-- Task details --
Copy out each line of the material in which the word "SRMTID" appears.

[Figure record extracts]
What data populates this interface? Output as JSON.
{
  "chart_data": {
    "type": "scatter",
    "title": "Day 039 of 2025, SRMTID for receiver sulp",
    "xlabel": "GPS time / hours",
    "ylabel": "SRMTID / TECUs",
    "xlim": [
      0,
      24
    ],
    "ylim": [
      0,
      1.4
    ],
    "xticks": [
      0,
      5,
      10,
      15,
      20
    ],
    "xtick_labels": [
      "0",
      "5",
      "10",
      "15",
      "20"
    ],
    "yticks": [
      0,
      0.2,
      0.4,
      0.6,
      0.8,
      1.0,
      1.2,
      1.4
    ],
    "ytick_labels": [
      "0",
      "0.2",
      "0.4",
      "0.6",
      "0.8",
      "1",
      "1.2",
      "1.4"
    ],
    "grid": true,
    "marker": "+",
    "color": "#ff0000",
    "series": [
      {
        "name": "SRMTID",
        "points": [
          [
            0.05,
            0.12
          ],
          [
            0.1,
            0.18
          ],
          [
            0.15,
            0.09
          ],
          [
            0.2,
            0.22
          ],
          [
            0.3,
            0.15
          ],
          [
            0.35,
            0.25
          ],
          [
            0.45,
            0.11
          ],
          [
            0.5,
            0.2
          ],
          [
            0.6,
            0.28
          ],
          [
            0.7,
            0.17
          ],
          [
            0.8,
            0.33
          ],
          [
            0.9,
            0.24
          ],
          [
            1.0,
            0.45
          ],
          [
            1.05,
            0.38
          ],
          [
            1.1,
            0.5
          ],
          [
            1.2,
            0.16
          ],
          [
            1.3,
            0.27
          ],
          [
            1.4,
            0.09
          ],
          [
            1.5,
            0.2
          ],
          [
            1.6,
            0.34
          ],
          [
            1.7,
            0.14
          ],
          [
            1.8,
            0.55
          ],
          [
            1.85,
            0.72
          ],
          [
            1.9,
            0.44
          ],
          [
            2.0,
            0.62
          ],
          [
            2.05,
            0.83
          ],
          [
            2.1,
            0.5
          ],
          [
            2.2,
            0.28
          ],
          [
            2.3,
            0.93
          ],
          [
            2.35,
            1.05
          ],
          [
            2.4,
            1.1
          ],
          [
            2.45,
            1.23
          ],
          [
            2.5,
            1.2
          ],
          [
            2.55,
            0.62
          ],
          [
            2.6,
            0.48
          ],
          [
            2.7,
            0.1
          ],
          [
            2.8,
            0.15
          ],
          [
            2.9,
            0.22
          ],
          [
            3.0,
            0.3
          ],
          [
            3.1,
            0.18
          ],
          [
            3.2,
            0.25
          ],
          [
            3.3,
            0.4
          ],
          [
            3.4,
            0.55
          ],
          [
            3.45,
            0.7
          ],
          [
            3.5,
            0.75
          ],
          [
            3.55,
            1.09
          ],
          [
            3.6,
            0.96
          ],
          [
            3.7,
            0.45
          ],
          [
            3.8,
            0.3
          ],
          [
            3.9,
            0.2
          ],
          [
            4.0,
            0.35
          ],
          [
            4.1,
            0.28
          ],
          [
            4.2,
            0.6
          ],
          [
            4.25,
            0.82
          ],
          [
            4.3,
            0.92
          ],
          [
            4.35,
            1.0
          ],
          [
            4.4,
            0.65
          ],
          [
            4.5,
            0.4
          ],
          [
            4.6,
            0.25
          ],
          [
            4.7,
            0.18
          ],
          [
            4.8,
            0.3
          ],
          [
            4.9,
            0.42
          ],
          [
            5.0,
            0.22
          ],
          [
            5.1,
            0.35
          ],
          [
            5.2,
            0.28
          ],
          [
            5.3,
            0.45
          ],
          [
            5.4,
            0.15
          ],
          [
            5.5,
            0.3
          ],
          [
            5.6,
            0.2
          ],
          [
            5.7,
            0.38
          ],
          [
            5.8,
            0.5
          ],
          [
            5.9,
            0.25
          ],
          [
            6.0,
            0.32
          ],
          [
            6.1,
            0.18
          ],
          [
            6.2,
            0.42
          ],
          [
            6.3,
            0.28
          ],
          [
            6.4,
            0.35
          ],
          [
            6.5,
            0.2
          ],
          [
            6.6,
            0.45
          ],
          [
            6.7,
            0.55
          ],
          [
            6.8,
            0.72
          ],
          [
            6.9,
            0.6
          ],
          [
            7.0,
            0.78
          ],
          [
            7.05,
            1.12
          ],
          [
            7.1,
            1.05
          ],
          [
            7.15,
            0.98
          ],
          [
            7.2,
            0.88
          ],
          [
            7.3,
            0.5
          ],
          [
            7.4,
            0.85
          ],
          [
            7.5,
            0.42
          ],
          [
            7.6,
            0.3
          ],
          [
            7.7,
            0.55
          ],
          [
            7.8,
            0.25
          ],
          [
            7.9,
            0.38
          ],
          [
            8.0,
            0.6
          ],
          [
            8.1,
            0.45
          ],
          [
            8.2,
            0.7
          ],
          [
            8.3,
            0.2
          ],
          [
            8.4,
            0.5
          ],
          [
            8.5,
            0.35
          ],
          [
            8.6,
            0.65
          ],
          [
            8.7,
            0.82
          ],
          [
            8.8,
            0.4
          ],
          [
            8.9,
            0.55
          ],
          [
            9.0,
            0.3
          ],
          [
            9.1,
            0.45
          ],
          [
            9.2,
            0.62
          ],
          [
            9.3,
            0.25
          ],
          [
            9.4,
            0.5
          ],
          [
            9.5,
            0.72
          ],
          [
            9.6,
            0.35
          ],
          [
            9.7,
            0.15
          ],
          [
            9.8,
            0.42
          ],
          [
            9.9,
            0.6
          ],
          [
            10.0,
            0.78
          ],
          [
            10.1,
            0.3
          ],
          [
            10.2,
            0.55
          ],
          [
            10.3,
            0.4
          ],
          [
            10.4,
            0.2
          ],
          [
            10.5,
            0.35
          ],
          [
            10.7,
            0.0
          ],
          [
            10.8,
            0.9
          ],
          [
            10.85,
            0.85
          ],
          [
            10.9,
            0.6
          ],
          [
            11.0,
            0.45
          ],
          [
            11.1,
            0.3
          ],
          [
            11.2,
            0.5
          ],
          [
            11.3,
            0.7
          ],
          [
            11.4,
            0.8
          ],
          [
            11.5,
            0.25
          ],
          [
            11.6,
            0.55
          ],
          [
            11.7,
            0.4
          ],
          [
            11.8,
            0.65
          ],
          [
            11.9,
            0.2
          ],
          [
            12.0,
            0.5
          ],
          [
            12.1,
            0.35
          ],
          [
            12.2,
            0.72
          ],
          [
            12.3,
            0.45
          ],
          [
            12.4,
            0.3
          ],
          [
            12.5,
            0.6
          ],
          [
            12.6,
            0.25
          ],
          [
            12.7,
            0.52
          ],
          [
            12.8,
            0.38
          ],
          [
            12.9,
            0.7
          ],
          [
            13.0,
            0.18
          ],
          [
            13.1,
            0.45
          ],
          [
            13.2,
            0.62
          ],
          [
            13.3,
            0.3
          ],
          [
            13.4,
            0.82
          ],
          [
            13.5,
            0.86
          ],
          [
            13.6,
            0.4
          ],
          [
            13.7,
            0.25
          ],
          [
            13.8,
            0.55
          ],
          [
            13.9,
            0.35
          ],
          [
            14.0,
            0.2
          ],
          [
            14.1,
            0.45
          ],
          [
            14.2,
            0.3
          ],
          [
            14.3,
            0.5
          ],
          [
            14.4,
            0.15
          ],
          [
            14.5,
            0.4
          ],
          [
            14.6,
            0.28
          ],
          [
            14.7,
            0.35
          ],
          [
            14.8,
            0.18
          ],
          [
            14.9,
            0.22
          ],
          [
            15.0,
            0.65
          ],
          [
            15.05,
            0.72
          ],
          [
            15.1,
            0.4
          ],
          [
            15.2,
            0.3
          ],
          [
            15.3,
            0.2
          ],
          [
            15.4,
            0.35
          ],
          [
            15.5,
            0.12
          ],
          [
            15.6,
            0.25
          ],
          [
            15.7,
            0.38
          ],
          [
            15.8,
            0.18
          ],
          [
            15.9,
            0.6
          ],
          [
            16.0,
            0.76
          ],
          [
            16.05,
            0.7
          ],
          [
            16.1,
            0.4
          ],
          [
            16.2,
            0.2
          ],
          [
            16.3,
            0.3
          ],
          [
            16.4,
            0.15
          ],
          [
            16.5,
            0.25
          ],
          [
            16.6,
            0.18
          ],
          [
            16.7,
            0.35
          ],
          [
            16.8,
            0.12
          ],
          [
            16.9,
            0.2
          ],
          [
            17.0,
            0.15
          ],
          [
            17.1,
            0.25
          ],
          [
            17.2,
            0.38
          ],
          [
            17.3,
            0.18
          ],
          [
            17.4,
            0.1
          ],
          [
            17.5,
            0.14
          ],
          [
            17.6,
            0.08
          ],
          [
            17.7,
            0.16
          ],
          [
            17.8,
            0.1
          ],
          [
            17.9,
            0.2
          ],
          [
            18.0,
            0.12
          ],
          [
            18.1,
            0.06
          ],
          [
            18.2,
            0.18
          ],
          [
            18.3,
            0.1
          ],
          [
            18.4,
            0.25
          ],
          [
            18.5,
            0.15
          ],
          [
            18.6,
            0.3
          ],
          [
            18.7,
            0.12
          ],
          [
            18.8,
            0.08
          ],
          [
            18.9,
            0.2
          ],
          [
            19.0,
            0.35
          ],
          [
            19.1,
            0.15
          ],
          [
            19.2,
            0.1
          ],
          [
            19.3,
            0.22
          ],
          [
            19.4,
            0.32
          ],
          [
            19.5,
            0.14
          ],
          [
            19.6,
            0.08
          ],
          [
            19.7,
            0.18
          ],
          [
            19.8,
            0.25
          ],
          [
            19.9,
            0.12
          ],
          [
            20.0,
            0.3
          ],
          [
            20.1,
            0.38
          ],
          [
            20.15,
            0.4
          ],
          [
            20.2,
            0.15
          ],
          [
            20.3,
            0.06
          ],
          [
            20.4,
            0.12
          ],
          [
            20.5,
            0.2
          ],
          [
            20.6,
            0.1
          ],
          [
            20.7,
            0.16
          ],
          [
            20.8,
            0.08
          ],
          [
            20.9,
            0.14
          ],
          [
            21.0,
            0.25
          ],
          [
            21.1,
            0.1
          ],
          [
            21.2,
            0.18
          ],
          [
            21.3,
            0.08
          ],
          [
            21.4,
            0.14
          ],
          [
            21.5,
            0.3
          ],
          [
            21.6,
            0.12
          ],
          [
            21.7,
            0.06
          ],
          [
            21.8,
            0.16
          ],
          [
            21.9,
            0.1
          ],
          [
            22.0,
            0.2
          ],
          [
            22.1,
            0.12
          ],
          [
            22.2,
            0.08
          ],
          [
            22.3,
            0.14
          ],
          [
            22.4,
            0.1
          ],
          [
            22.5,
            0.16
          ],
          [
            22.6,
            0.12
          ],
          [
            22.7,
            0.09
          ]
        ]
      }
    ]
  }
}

-- Answer to this problem --
    "title": "Day 039 of 2025, SRMTID for receiver sulp",
    "ylabel": "SRMTID / TECUs",
        "name": "SRMTID",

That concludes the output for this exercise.